*EXERCISE DIRECTIONS*:
Edit the lines below so that every "table-row" becomes "row", with nothing else changed. Leave the pictures out of your version.

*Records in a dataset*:
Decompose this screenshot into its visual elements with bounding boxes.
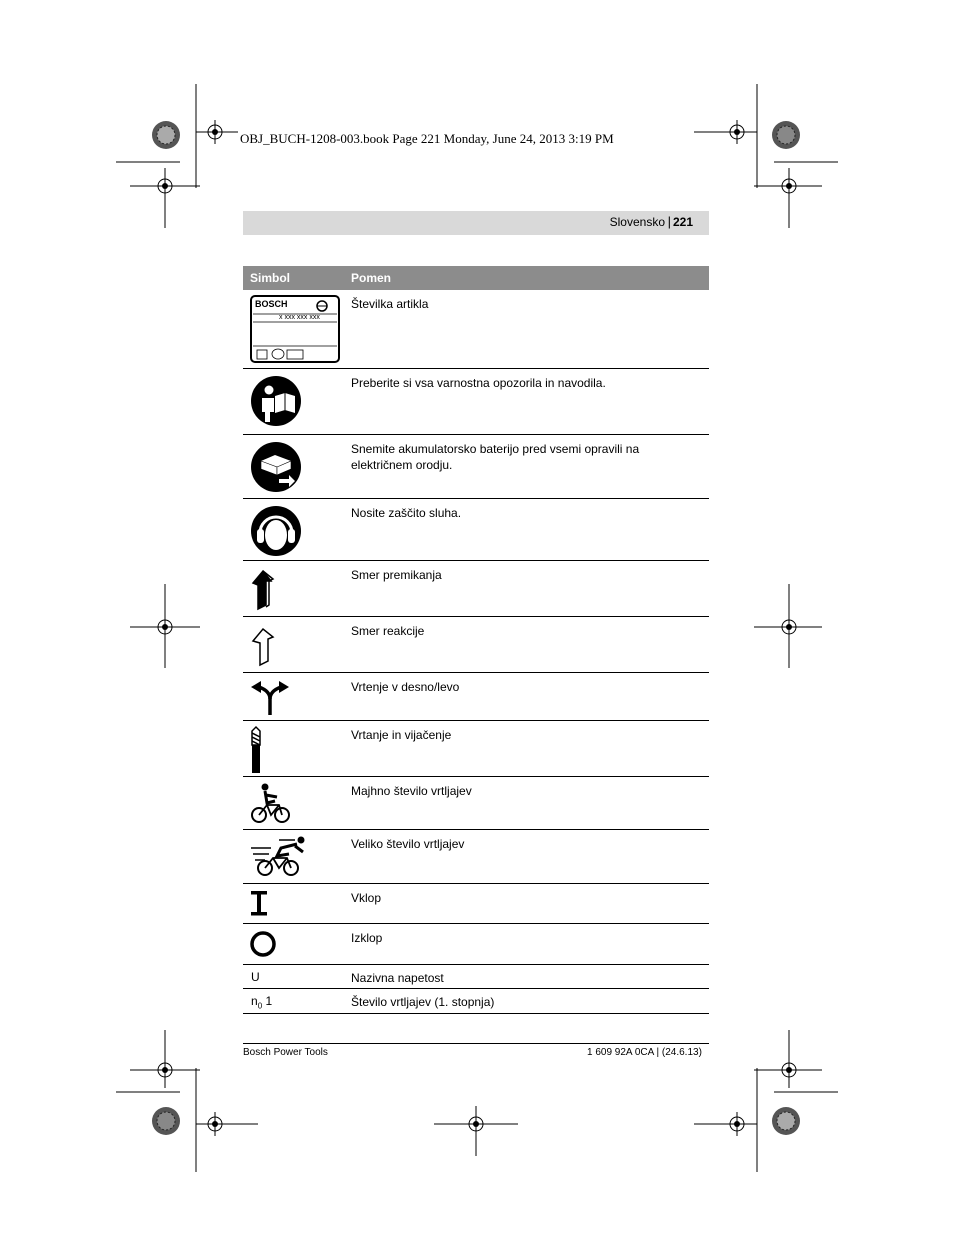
symbol-table: [243, 266, 709, 1014]
row-meaning: Snemite akumulatorsko baterijo pred vsemi opravili na električnem orodju.: [351, 442, 640, 472]
table-row: [243, 561, 709, 617]
table-row: [243, 721, 709, 777]
footer-publisher: Bosch Power Tools: [243, 1047, 328, 1058]
table-row: [243, 369, 709, 435]
table-row: [243, 830, 709, 884]
row-meaning: Vrtenje v desno/levo: [351, 680, 460, 694]
power-on-icon: [249, 888, 273, 923]
row-meaning: Izklop: [351, 931, 383, 945]
table-row: [243, 884, 709, 924]
row-meaning: Nosite zaščito sluha.: [351, 506, 462, 520]
nameplate-brand: BOSCH: [255, 299, 288, 309]
page-header-band: [243, 211, 709, 235]
symbol-main: n: [251, 994, 258, 1008]
table-row: [243, 965, 709, 989]
table-row: [243, 924, 709, 965]
nameplate-number: x xxx xxx xxx: [279, 314, 320, 321]
row-meaning: Majhno število vrtljajev: [351, 784, 472, 798]
row-meaning: Smer premikanja: [351, 568, 442, 582]
row-meaning: Vklop: [351, 891, 382, 905]
table-row: [243, 290, 709, 369]
hearing-protection-icon: [249, 503, 303, 564]
table-row: [243, 617, 709, 673]
symbol-text: [251, 994, 272, 1010]
table-row: [243, 435, 709, 499]
drill-bit-icon: [249, 725, 265, 780]
remove-battery-icon: [249, 439, 303, 500]
row-meaning: Številka artikla: [351, 297, 429, 311]
symbol-subscript: 0: [257, 1001, 263, 1011]
footer-document-number: 1 609 92A 0CA | (24.6.13): [587, 1047, 702, 1058]
row-meaning: Vrtanje in vijačenje: [351, 728, 452, 742]
table-row: [243, 673, 709, 721]
row-meaning: Smer reakcije: [351, 624, 425, 638]
row-meaning: Veliko število vrtljajev: [351, 837, 465, 851]
table-header: [243, 266, 709, 290]
fast-cyclist-icon: [249, 834, 311, 885]
language-label: Slovensko: [609, 215, 665, 229]
page-number: 221: [672, 215, 693, 229]
table-row: [243, 777, 709, 830]
table-row: [243, 499, 709, 561]
footer-divider: [243, 1043, 709, 1044]
row-meaning: Preberite si vsa varnostna opozorila in navodila.: [351, 376, 606, 390]
outline-arrow-up-icon: [249, 621, 283, 674]
nameplate-icon: [249, 294, 341, 369]
filled-arrow-up-icon: [249, 565, 283, 618]
print-header: OBJ_BUCH-1208-003.book Page 221 Monday, June 24, 2013 3:19 PM: [240, 131, 614, 146]
column-header-meaning: Pomen: [351, 271, 392, 285]
row-meaning: Nazivna napetost: [351, 971, 444, 985]
power-off-icon: [249, 928, 279, 965]
read-manual-icon: [249, 373, 303, 434]
slow-cyclist-icon: [249, 781, 293, 830]
rotation-direction-icon: [249, 677, 291, 722]
column-header-symbol: Simbol: [250, 271, 291, 285]
header-separator: |: [667, 214, 671, 229]
symbol-suffix: 1: [262, 994, 273, 1008]
symbol-text: U: [251, 970, 260, 984]
table-row: [243, 989, 709, 1014]
row-meaning: Število vrtljajev (1. stopnja): [351, 995, 495, 1009]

*CORRECT RESULT*:
Decompose this screenshot into its visual elements with bounding boxes.
symbol-table: [243, 266, 709, 1014]
row-meaning: Snemite akumulatorsko baterijo pred vsemi opravili na električnem orodju.: [351, 442, 640, 472]
row: [243, 561, 709, 617]
row: [243, 721, 709, 777]
footer-publisher: Bosch Power Tools: [243, 1047, 328, 1058]
row: [243, 369, 709, 435]
row: [243, 830, 709, 884]
row-meaning: Vrtenje v desno/levo: [351, 680, 460, 694]
power-on-icon: [249, 888, 273, 923]
row-meaning: Izklop: [351, 931, 383, 945]
row: [243, 884, 709, 924]
row-meaning: Nosite zaščito sluha.: [351, 506, 462, 520]
nameplate-brand: BOSCH: [255, 299, 288, 309]
page-header-band: [243, 211, 709, 235]
symbol-main: n: [251, 994, 258, 1008]
row: [243, 965, 709, 989]
row: [243, 924, 709, 965]
nameplate-number: x xxx xxx xxx: [279, 314, 320, 321]
row-meaning: Majhno število vrtljajev: [351, 784, 472, 798]
row-meaning: Smer premikanja: [351, 568, 442, 582]
row-meaning: Vklop: [351, 891, 382, 905]
row: [243, 290, 709, 369]
hearing-protection-icon: [249, 503, 303, 564]
row: [243, 617, 709, 673]
symbol-text: [251, 994, 272, 1010]
row: [243, 435, 709, 499]
drill-bit-icon: [249, 725, 265, 780]
remove-battery-icon: [249, 439, 303, 500]
row-meaning: Številka artikla: [351, 297, 429, 311]
symbol-subscript: 0: [257, 1001, 263, 1011]
footer-document-number: 1 609 92A 0CA | (24.6.13): [587, 1047, 702, 1058]
row-meaning: Vrtanje in vijačenje: [351, 728, 452, 742]
row: [243, 673, 709, 721]
row-meaning: Smer reakcije: [351, 624, 425, 638]
row-meaning: Veliko število vrtljajev: [351, 837, 465, 851]
table-header: [243, 266, 709, 290]
fast-cyclist-icon: [249, 834, 311, 885]
language-label: Slovensko: [609, 215, 665, 229]
page-number: 221: [672, 215, 693, 229]
row: [243, 777, 709, 830]
row: [243, 499, 709, 561]
footer-divider: [243, 1043, 709, 1044]
row-meaning: Preberite si vsa varnostna opozorila in navodila.: [351, 376, 606, 390]
outline-arrow-up-icon: [249, 621, 283, 674]
nameplate-icon: [249, 294, 341, 369]
filled-arrow-up-icon: [249, 565, 283, 618]
print-header: OBJ_BUCH-1208-003.book Page 221 Monday, June 24, 2013 3:19 PM: [240, 131, 614, 146]
column-header-meaning: Pomen: [351, 271, 392, 285]
row-meaning: Nazivna napetost: [351, 971, 444, 985]
power-off-icon: [249, 928, 279, 965]
read-manual-icon: [249, 373, 303, 434]
slow-cyclist-icon: [249, 781, 293, 830]
rotation-direction-icon: [249, 677, 291, 722]
column-header-symbol: Simbol: [250, 271, 291, 285]
header-separator: |: [667, 214, 671, 229]
symbol-suffix: 1: [262, 994, 273, 1008]
symbol-text: U: [251, 970, 260, 984]
row: [243, 989, 709, 1014]
row-meaning: Število vrtljajev (1. stopnja): [351, 995, 495, 1009]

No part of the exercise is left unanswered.